* WHAT YOU ARE ASKED TO DO *
Produce an exact copy of all the records.

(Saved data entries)
[Start]
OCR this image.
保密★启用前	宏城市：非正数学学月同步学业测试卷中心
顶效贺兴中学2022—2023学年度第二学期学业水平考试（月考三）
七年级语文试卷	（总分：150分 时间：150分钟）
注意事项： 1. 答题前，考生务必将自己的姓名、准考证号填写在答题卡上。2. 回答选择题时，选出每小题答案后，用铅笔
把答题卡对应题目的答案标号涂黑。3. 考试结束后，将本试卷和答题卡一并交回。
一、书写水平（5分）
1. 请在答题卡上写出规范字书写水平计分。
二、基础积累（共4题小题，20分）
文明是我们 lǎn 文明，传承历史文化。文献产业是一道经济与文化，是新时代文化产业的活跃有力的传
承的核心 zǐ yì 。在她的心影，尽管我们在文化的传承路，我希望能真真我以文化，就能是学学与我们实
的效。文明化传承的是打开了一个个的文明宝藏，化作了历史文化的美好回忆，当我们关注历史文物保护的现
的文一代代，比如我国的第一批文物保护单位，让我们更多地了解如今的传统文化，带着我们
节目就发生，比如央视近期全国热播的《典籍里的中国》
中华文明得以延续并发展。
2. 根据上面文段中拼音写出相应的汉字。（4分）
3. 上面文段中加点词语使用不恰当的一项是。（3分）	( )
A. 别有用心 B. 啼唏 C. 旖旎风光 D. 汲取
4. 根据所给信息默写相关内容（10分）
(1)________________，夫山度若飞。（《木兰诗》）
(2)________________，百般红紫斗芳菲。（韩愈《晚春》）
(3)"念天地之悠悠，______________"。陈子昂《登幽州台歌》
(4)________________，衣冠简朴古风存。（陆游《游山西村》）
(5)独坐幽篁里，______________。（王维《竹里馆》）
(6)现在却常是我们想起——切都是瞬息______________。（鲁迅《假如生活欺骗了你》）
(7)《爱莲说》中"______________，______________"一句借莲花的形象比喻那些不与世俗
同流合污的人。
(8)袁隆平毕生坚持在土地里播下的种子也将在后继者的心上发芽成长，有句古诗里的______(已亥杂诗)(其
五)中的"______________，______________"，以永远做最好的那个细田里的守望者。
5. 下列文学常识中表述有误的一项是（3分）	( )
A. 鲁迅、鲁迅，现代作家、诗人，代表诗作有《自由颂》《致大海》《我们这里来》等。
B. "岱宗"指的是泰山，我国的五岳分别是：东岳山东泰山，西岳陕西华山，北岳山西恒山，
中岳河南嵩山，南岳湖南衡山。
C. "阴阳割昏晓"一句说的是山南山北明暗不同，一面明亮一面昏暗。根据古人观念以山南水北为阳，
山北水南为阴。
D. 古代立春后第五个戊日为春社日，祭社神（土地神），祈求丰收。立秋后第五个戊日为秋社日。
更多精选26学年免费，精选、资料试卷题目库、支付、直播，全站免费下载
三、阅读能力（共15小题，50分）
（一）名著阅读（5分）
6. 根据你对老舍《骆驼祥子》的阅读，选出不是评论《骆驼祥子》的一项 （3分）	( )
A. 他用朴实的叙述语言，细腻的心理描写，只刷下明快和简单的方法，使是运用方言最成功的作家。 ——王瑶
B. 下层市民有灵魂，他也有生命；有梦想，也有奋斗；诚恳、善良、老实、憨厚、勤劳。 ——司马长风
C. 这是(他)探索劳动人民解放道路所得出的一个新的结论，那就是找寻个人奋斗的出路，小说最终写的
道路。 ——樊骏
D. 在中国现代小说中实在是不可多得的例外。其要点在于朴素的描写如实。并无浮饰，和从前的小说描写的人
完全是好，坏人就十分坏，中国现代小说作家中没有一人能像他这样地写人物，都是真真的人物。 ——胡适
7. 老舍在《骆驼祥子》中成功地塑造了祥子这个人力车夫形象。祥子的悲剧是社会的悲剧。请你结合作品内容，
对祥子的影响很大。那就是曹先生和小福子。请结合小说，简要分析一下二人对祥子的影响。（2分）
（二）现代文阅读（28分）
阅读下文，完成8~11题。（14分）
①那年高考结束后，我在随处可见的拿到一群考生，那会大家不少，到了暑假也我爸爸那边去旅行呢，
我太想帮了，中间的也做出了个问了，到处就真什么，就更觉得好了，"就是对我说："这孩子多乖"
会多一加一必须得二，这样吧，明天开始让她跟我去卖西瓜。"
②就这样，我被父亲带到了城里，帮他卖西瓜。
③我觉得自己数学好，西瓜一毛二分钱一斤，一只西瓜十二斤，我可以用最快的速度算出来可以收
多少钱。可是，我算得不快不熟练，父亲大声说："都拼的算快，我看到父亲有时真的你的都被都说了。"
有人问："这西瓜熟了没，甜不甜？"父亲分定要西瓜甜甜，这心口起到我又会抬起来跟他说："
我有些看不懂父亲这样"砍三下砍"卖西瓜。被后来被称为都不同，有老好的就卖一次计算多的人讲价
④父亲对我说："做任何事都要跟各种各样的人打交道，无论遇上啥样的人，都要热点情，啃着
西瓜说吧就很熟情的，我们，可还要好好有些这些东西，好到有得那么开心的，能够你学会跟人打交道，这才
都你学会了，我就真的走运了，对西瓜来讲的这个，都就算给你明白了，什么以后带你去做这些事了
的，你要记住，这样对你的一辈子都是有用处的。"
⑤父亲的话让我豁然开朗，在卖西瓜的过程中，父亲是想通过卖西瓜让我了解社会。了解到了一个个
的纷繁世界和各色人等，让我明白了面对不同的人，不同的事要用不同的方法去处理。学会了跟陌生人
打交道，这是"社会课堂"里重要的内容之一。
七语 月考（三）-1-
[End]
* TASK RESULT *
OCR this image.
保密★启用前	宏城市：非正数学学月同步学业测试卷中心
顶效贺兴中学2022—2023学年度第二学期学业水平考试（月考三）
七年级语文试卷	（总分：150分 时间：150分钟）
注意事项： 1. 答题前，考生务必将自己的姓名、准考证号填写在答题卡上。2. 回答选择题时，选出每小题答案后，用铅笔
把答题卡对应题目的答案标号涂黑。3. 考试结束后，将本试卷和答题卡一并交回。
一、书写水平（5分）
1. 请在答题卡上写出规范字书写水平计分。
二、基础积累（共4题小题，20分）
文明是我们 lǎn 文明，传承历史文化。文献产业是一道经济与文化，是新时代文化产业的活跃有力的传
承的核心 zǐ yì 。在她的心影，尽管我们在文化的传承路，我希望能真真我以文化，就能是学学与我们实
的效。文明化传承的是打开了一个个的文明宝藏，化作了历史文化的美好回忆，当我们关注历史文物保护的现
的文一代代，比如我国的第一批文物保护单位，让我们更多地了解如今的传统文化，带着我们
节目就发生，比如央视近期全国热播的《典籍里的中国》
中华文明得以延续并发展。
2. 根据上面文段中拼音写出相应的汉字。（4分）
3. 上面文段中加点词语使用不恰当的一项是。（3分）	( )
A. 别有用心 B. 啼唏 C. 旖旎风光 D. 汲取
4. 根据所给信息默写相关内容（10分）
(1)________________，夫山度若飞。（《木兰诗》）
(2)________________，百般红紫斗芳菲。（韩愈《晚春》）
(3)"念天地之悠悠，______________"。陈子昂《登幽州台歌》
(4)________________，衣冠简朴古风存。（陆游《游山西村》）
(5)独坐幽篁里，______________。（王维《竹里馆》）
(6)现在却常是我们想起——切都是瞬息______________。（鲁迅《假如生活欺骗了你》）
(7)《爱莲说》中"______________，______________"一句借莲花的形象比喻那些不与世俗
同流合污的人。
(8)袁隆平毕生坚持在土地里播下的种子也将在后继者的心上发芽成长，有句古诗里的______(已亥杂诗)(其
五)中的"______________，______________"，以永远做最好的那个细田里的守望者。
5. 下列文学常识中表述有误的一项是（3分）	( )
A. 鲁迅、鲁迅，现代作家、诗人，代表诗作有《自由颂》《致大海》《我们这里来》等。
B. "岱宗"指的是泰山，我国的五岳分别是：东岳山东泰山，西岳陕西华山，北岳山西恒山，
中岳河南嵩山，南岳湖南衡山。
C. "阴阳割昏晓"一句说的是山南山北明暗不同，一面明亮一面昏暗。根据古人观念以山南水北为阳，
山北水南为阴。
D. 古代立春后第五个戊日为春社日，祭社神（土地神），祈求丰收。立秋后第五个戊日为秋社日。
更多精选26学年免费，精选、资料试卷题目库、支付、直播，全站免费下载
三、阅读能力（共15小题，50分）
（一）名著阅读（5分）
6. 根据你对老舍《骆驼祥子》的阅读，选出不是评论《骆驼祥子》的一项 （3分）	( )
A. 他用朴实的叙述语言，细腻的心理描写，只刷下明快和简单的方法，使是运用方言最成功的作家。 ——王瑶
B. 下层市民有灵魂，他也有生命；有梦想，也有奋斗；诚恳、善良、老实、憨厚、勤劳。 ——司马长风
C. 这是(他)探索劳动人民解放道路所得出的一个新的结论，那就是找寻个人奋斗的出路，小说最终写的
道路。 ——樊骏
D. 在中国现代小说中实在是不可多得的例外。其要点在于朴素的描写如实。并无浮饰，和从前的小说描写的人
完全是好，坏人就十分坏，中国现代小说作家中没有一人能像他这样地写人物，都是真真的人物。 ——胡适
7. 老舍在《骆驼祥子》中成功地塑造了祥子这个人力车夫形象。祥子的悲剧是社会的悲剧。请你结合作品内容，
对祥子的影响很大。那就是曹先生和小福子。请结合小说，简要分析一下二人对祥子的影响。（2分）
（二）现代文阅读（28分）
阅读下文，完成8~11题。（14分）
①那年高考结束后，我在随处可见的拿到一群考生，那会大家不少，到了暑假也我爸爸那边去旅行呢，
我太想帮了，中间的也做出了个问了，到处就真什么，就更觉得好了，"就是对我说："这孩子多乖"
会多一加一必须得二，这样吧，明天开始让她跟我去卖西瓜。"
②就这样，我被父亲带到了城里，帮他卖西瓜。
③我觉得自己数学好，西瓜一毛二分钱一斤，一只西瓜十二斤，我可以用最快的速度算出来可以收
多少钱。可是，我算得不快不熟练，父亲大声说："都拼的算快，我看到父亲有时真的你的都被都说了。"
有人问："这西瓜熟了没，甜不甜？"父亲分定要西瓜甜甜，这心口起到我又会抬起来跟他说："
我有些看不懂父亲这样"砍三下砍"卖西瓜。被后来被称为都不同，有老好的就卖一次计算多的人讲价
④父亲对我说："做任何事都要跟各种各样的人打交道，无论遇上啥样的人，都要热点情，啃着
西瓜说吧就很熟情的，我们，可还要好好有些这些东西，好到有得那么开心的，能够你学会跟人打交道，这才
都你学会了，我就真的走运了，对西瓜来讲的这个，都就算给你明白了，什么以后带你去做这些事了
的，你要记住，这样对你的一辈子都是有用处的。"
⑤父亲的话让我豁然开朗，在卖西瓜的过程中，父亲是想通过卖西瓜让我了解社会。了解到了一个个
的纷繁世界和各色人等，让我明白了面对不同的人，不同的事要用不同的方法去处理。学会了跟陌生人
打交道，这是"社会课堂"里重要的内容之一。
七语 月考（三）-1-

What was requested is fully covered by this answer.